EXERCISE REQUIREMENTS | Write out the material exactly, with the pictures left out.

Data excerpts
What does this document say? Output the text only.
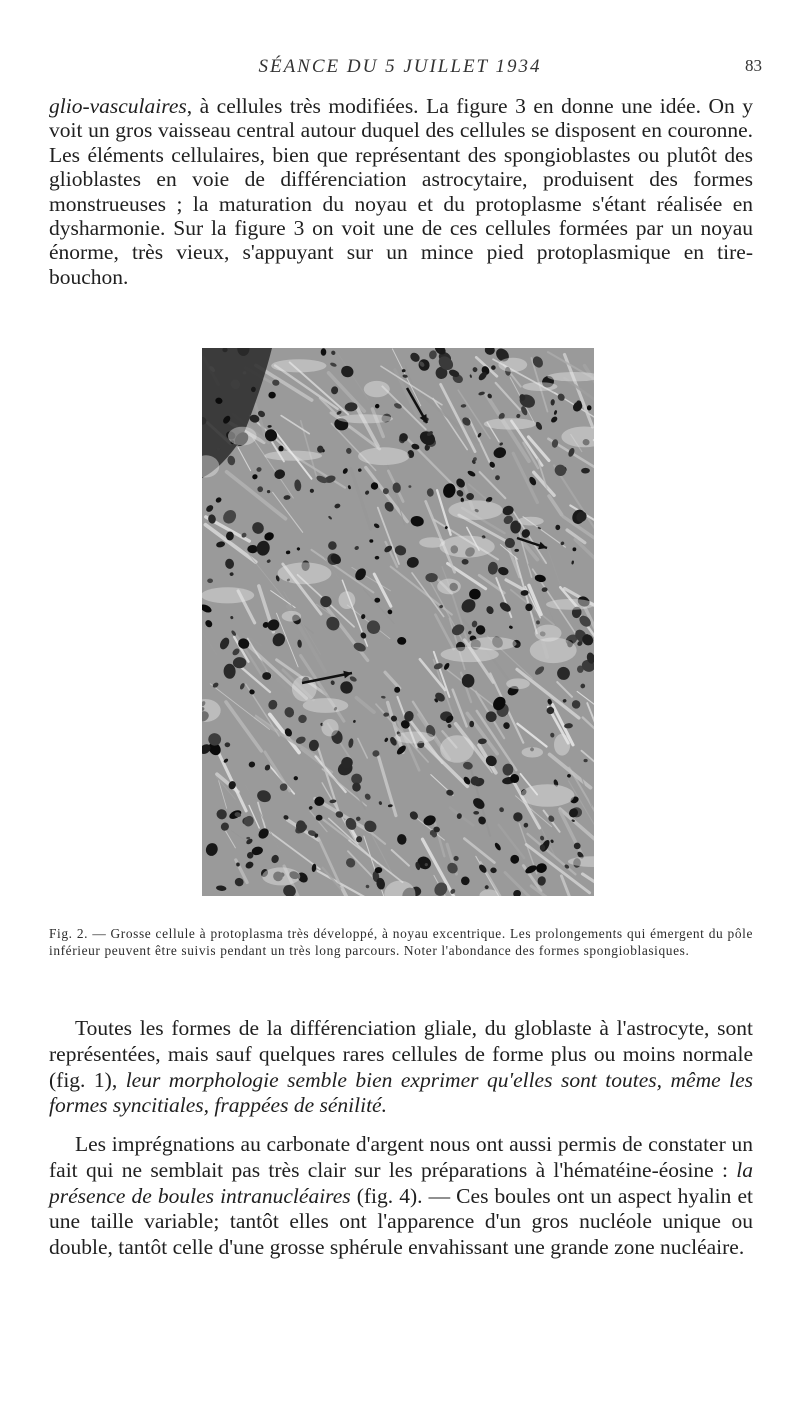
SÉANCE DU 5 JUILLET 1934	83

glio-vasculaires, à cellules très modifiées. La figure 3 en donne une idée. On y voit un gros vaisseau central autour duquel des cellules se disposent en couronne. Les éléments cellulaires, bien que représentant des spongioblastes ou plutôt des glioblastes en voie de différenciation astrocytaire, produisent des formes monstrueuses ; la maturation du noyau et du protoplasme s'étant réalisée en dysharmonie. Sur la figure 3 on voit une de ces cellules formées par un noyau énorme, très vieux, s'appuyant sur un mince pied protoplasmique en tire-bouchon.

Fig. 2. — Grosse cellule à protoplasma très développé, à noyau excentrique. Les prolongements qui émergent du pôle inférieur peuvent être suivis pendant un très long parcours. Noter l'abondance des formes spongioblasiques.

Toutes les formes de la différenciation gliale, du globlaste à l'astrocyte, sont représentées, mais sauf quelques rares cellules de forme plus ou moins normale (fig. 1), leur morphologie semble bien exprimer qu'elles sont toutes, même les formes syncitiales, frappées de sénilité.

Les imprégnations au carbonate d'argent nous ont aussi permis de constater un fait qui ne semblait pas très clair sur les préparations à l'hématéine-éosine : la présence de boules intranucléaires (fig. 4). — Ces boules ont un aspect hyalin et une taille variable; tantôt elles ont l'apparence d'un gros nucléole unique ou double, tantôt celle d'une grosse sphérule envahissant une grande zone nucléaire.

THE ANSWER |
What does this document say? Output the text only.
SÉANCE DU 5 JUILLET 1934	83

glio-vasculaires, à cellules très modifiées. La figure 3 en donne une idée. On y voit un gros vaisseau central autour duquel des cellules se disposent en couronne. Les éléments cellulaires, bien que représentant des spongioblastes ou plutôt des glioblastes en voie de différenciation astrocytaire, produisent des formes monstrueuses ; la maturation du noyau et du protoplasme s'étant réalisée en dysharmonie. Sur la figure 3 on voit une de ces cellules formées par un noyau énorme, très vieux, s'appuyant sur un mince pied protoplasmique en tire-bouchon.

Fig. 2. — Grosse cellule à protoplasma très développé, à noyau excentrique. Les prolongements qui émergent du pôle inférieur peuvent être suivis pendant un très long parcours. Noter l'abondance des formes spongioblasiques.

Toutes les formes de la différenciation gliale, du globlaste à l'astrocyte, sont représentées, mais sauf quelques rares cellules de forme plus ou moins normale (fig. 1), leur morphologie semble bien exprimer qu'elles sont toutes, même les formes syncitiales, frappées de sénilité.

Les imprégnations au carbonate d'argent nous ont aussi permis de constater un fait qui ne semblait pas très clair sur les préparations à l'hématéine-éosine : la présence de boules intranucléaires (fig. 4). — Ces boules ont un aspect hyalin et une taille variable; tantôt elles ont l'apparence d'un gros nucléole unique ou double, tantôt celle d'une grosse sphérule envahissant une grande zone nucléaire.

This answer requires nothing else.